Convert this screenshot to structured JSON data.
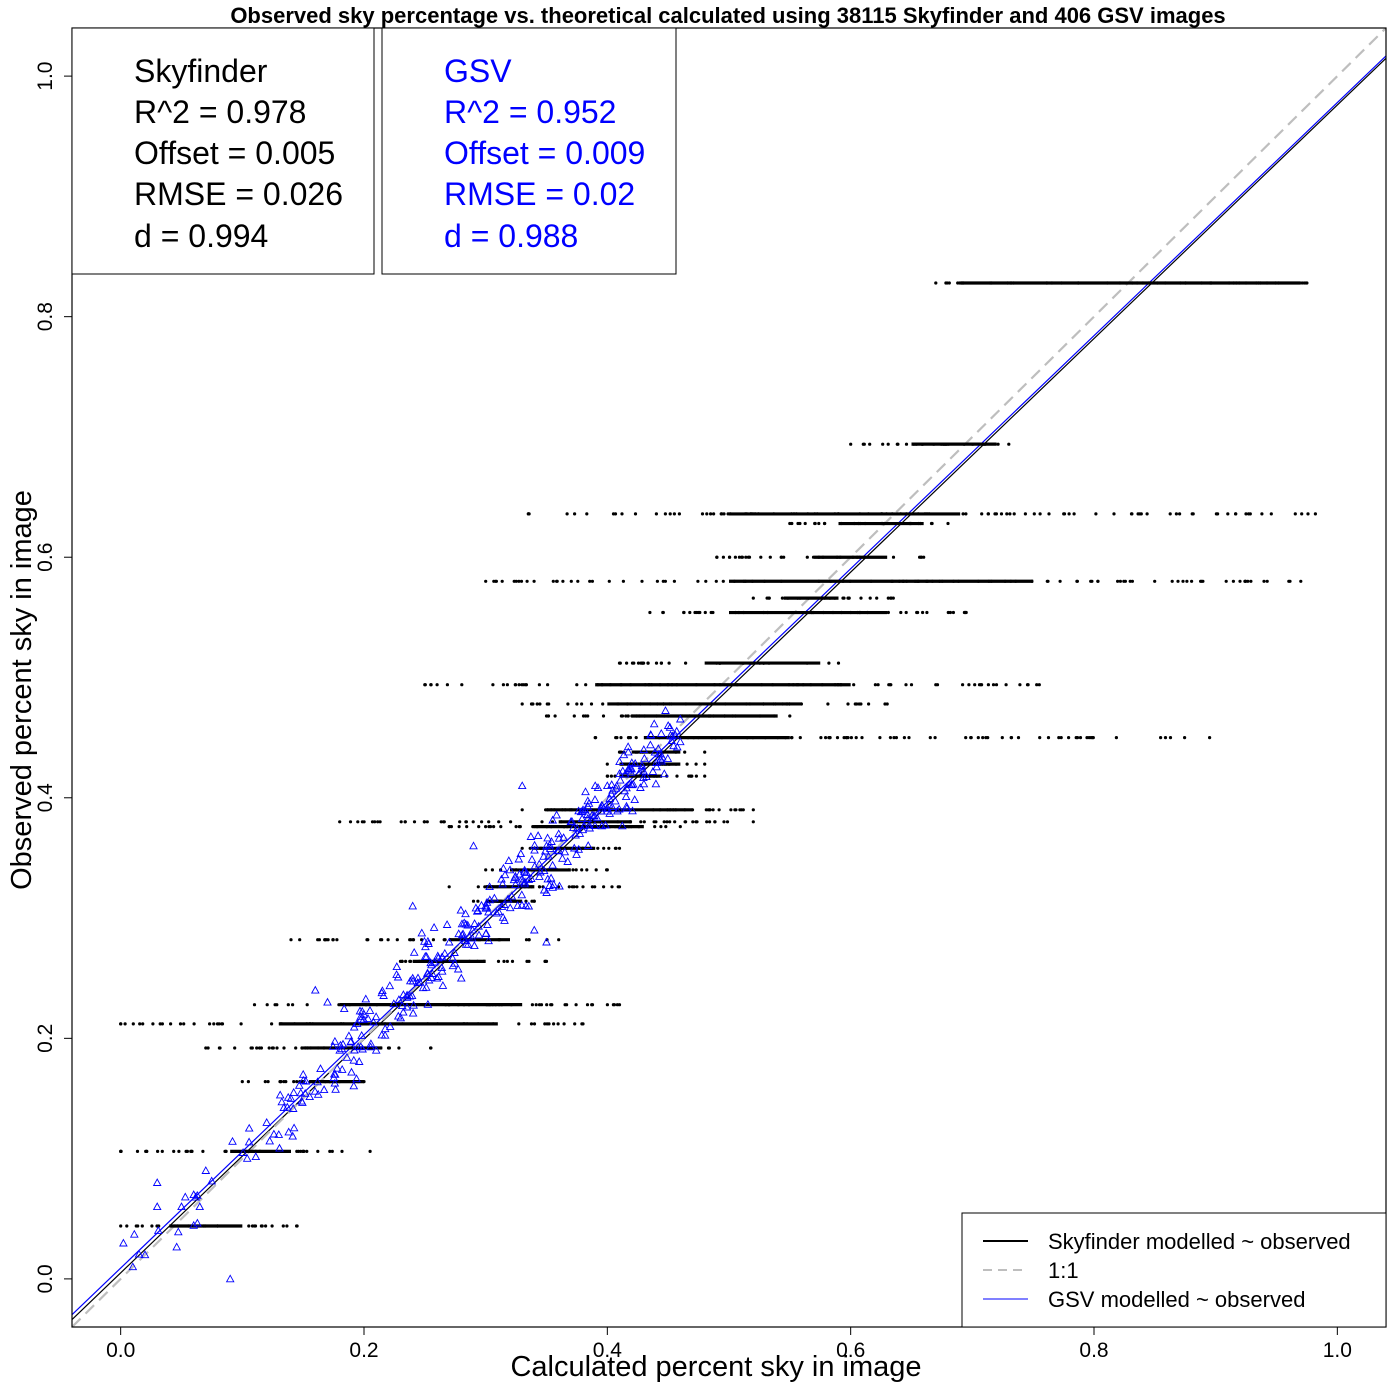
{
  "chart_data": {
    "type": "scatter",
    "title": "Observed sky percentage vs. theoretical calculated using 38115 Skyfinder and 406 GSV images",
    "xlabel": "Calculated percent sky in image",
    "ylabel": "Observed percent sky in image",
    "xlim": [
      -0.04,
      1.04
    ],
    "ylim": [
      -0.04,
      1.04
    ],
    "xticks": [
      0.0,
      0.2,
      0.4,
      0.6,
      0.8,
      1.0
    ],
    "yticks": [
      0.0,
      0.2,
      0.4,
      0.6,
      0.8,
      1.0
    ],
    "xtick_labels": [
      "0.0",
      "0.2",
      "0.4",
      "0.6",
      "0.8",
      "1.0"
    ],
    "ytick_labels": [
      "0.0",
      "0.2",
      "0.4",
      "0.6",
      "0.8",
      "1.0"
    ],
    "grid": false,
    "stat_boxes": [
      {
        "name": "Skyfinder",
        "color": "#000000",
        "lines": [
          "Skyfinder",
          "R^2 = 0.978",
          "Offset = 0.005",
          "RMSE = 0.026",
          "d = 0.994"
        ]
      },
      {
        "name": "GSV",
        "color": "#0000ff",
        "lines": [
          "GSV",
          "R^2 = 0.952",
          "Offset = 0.009",
          "RMSE = 0.02",
          "d = 0.988"
        ]
      }
    ],
    "legend": {
      "position": "bottom-right",
      "entries": [
        {
          "label": "Skyfinder modelled ~ observed",
          "color": "#000000",
          "style": "solid"
        },
        {
          "label": "1:1",
          "color": "#bebebe",
          "style": "dashed"
        },
        {
          "label": "GSV modelled ~ observed",
          "color": "#0000ff",
          "style": "solid"
        }
      ]
    },
    "reference_lines": [
      {
        "name": "Skyfinder modelled ~ observed",
        "color": "#000000",
        "style": "solid",
        "intercept": 0.005,
        "slope": 0.971
      },
      {
        "name": "1:1",
        "color": "#bebebe",
        "style": "dashed",
        "intercept": 0.0,
        "slope": 1.0
      },
      {
        "name": "GSV modelled ~ observed",
        "color": "#0000ff",
        "style": "solid",
        "intercept": 0.009,
        "slope": 0.969
      }
    ],
    "series": [
      {
        "name": "Skyfinder",
        "marker": "dot",
        "color": "#000000",
        "horizontal_bands": [
          {
            "y": 0.828,
            "x_min": 0.67,
            "x_max": 0.975,
            "dense_min": 0.69,
            "dense_max": 0.97
          },
          {
            "y": 0.694,
            "x_min": 0.6,
            "x_max": 0.73,
            "dense_min": 0.65,
            "dense_max": 0.72
          },
          {
            "y": 0.636,
            "x_min": 0.335,
            "x_max": 0.982,
            "dense_min": 0.5,
            "dense_max": 0.69
          },
          {
            "y": 0.628,
            "x_min": 0.55,
            "x_max": 0.68,
            "dense_min": 0.59,
            "dense_max": 0.66
          },
          {
            "y": 0.6,
            "x_min": 0.49,
            "x_max": 0.66,
            "dense_min": 0.57,
            "dense_max": 0.63
          },
          {
            "y": 0.58,
            "x_min": 0.3,
            "x_max": 0.97,
            "dense_min": 0.5,
            "dense_max": 0.75
          },
          {
            "y": 0.566,
            "x_min": 0.52,
            "x_max": 0.635,
            "dense_min": 0.545,
            "dense_max": 0.59
          },
          {
            "y": 0.554,
            "x_min": 0.435,
            "x_max": 0.695,
            "dense_min": 0.5,
            "dense_max": 0.63
          },
          {
            "y": 0.512,
            "x_min": 0.41,
            "x_max": 0.59,
            "dense_min": 0.48,
            "dense_max": 0.575
          },
          {
            "y": 0.494,
            "x_min": 0.25,
            "x_max": 0.755,
            "dense_min": 0.39,
            "dense_max": 0.6
          },
          {
            "y": 0.478,
            "x_min": 0.33,
            "x_max": 0.63,
            "dense_min": 0.4,
            "dense_max": 0.56
          },
          {
            "y": 0.468,
            "x_min": 0.35,
            "x_max": 0.55,
            "dense_min": 0.42,
            "dense_max": 0.54
          },
          {
            "y": 0.45,
            "x_min": 0.39,
            "x_max": 0.895,
            "dense_min": 0.43,
            "dense_max": 0.55
          },
          {
            "y": 0.438,
            "x_min": 0.41,
            "x_max": 0.48,
            "dense_min": 0.42,
            "dense_max": 0.46
          },
          {
            "y": 0.428,
            "x_min": 0.4,
            "x_max": 0.48,
            "dense_min": 0.41,
            "dense_max": 0.46
          },
          {
            "y": 0.418,
            "x_min": 0.4,
            "x_max": 0.48,
            "dense_min": 0.41,
            "dense_max": 0.445
          },
          {
            "y": 0.39,
            "x_min": 0.33,
            "x_max": 0.52,
            "dense_min": 0.35,
            "dense_max": 0.47
          },
          {
            "y": 0.38,
            "x_min": 0.18,
            "x_max": 0.52,
            "dense_min": 0.36,
            "dense_max": 0.42
          },
          {
            "y": 0.376,
            "x_min": 0.27,
            "x_max": 0.46,
            "dense_min": 0.34,
            "dense_max": 0.43
          },
          {
            "y": 0.358,
            "x_min": 0.33,
            "x_max": 0.41,
            "dense_min": 0.34,
            "dense_max": 0.39
          },
          {
            "y": 0.34,
            "x_min": 0.3,
            "x_max": 0.4,
            "dense_min": 0.32,
            "dense_max": 0.37
          },
          {
            "y": 0.326,
            "x_min": 0.27,
            "x_max": 0.41,
            "dense_min": 0.3,
            "dense_max": 0.34
          },
          {
            "y": 0.314,
            "x_min": 0.29,
            "x_max": 0.34,
            "dense_min": 0.3,
            "dense_max": 0.33
          },
          {
            "y": 0.282,
            "x_min": 0.14,
            "x_max": 0.36,
            "dense_min": 0.27,
            "dense_max": 0.32
          },
          {
            "y": 0.264,
            "x_min": 0.23,
            "x_max": 0.35,
            "dense_min": 0.24,
            "dense_max": 0.3
          },
          {
            "y": 0.228,
            "x_min": 0.11,
            "x_max": 0.41,
            "dense_min": 0.18,
            "dense_max": 0.33
          },
          {
            "y": 0.212,
            "x_min": 0.0,
            "x_max": 0.38,
            "dense_min": 0.13,
            "dense_max": 0.31
          },
          {
            "y": 0.192,
            "x_min": 0.07,
            "x_max": 0.255,
            "dense_min": 0.15,
            "dense_max": 0.215
          },
          {
            "y": 0.164,
            "x_min": 0.1,
            "x_max": 0.2,
            "dense_min": 0.155,
            "dense_max": 0.2
          },
          {
            "y": 0.106,
            "x_min": 0.0,
            "x_max": 0.205,
            "dense_min": 0.09,
            "dense_max": 0.14
          },
          {
            "y": 0.044,
            "x_min": 0.0,
            "x_max": 0.145,
            "dense_min": 0.04,
            "dense_max": 0.1
          }
        ]
      },
      {
        "name": "GSV",
        "marker": "triangle",
        "color": "#0000ff",
        "count": 406,
        "x_range": [
          0.0,
          0.46
        ],
        "points_sample": [
          [
            0.09,
            0.0
          ],
          [
            0.01,
            0.01
          ],
          [
            0.02,
            0.02
          ],
          [
            0.03,
            0.06
          ],
          [
            0.03,
            0.08
          ],
          [
            0.05,
            0.06
          ],
          [
            0.06,
            0.07
          ],
          [
            0.065,
            0.06
          ],
          [
            0.07,
            0.09
          ],
          [
            0.12,
            0.13
          ],
          [
            0.13,
            0.12
          ],
          [
            0.14,
            0.15
          ],
          [
            0.15,
            0.17
          ],
          [
            0.16,
            0.24
          ],
          [
            0.17,
            0.23
          ],
          [
            0.18,
            0.19
          ],
          [
            0.2,
            0.22
          ],
          [
            0.21,
            0.19
          ],
          [
            0.24,
            0.25
          ],
          [
            0.24,
            0.31
          ],
          [
            0.26,
            0.25
          ],
          [
            0.27,
            0.28
          ],
          [
            0.28,
            0.25
          ],
          [
            0.3,
            0.31
          ],
          [
            0.32,
            0.34
          ],
          [
            0.33,
            0.33
          ],
          [
            0.34,
            0.29
          ],
          [
            0.35,
            0.36
          ],
          [
            0.36,
            0.37
          ],
          [
            0.37,
            0.38
          ],
          [
            0.38,
            0.39
          ],
          [
            0.39,
            0.41
          ],
          [
            0.41,
            0.42
          ],
          [
            0.43,
            0.44
          ],
          [
            0.45,
            0.46
          ],
          [
            0.41,
            0.43
          ],
          [
            0.4,
            0.41
          ],
          [
            0.33,
            0.41
          ],
          [
            0.35,
            0.28
          ],
          [
            0.29,
            0.36
          ]
        ]
      }
    ]
  }
}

################

Where a line above holds the string "Skyfinder", show that line.

> Right answer:
    "title": "Observed sky percentage vs. theoretical calculated using 38115 Skyfinder and 406 GSV images",
        "name": "Skyfinder",
          "Skyfinder",
          "label": "Skyfinder modelled ~ observed",
        "name": "Skyfinder modelled ~ observed",
        "name": "Skyfinder",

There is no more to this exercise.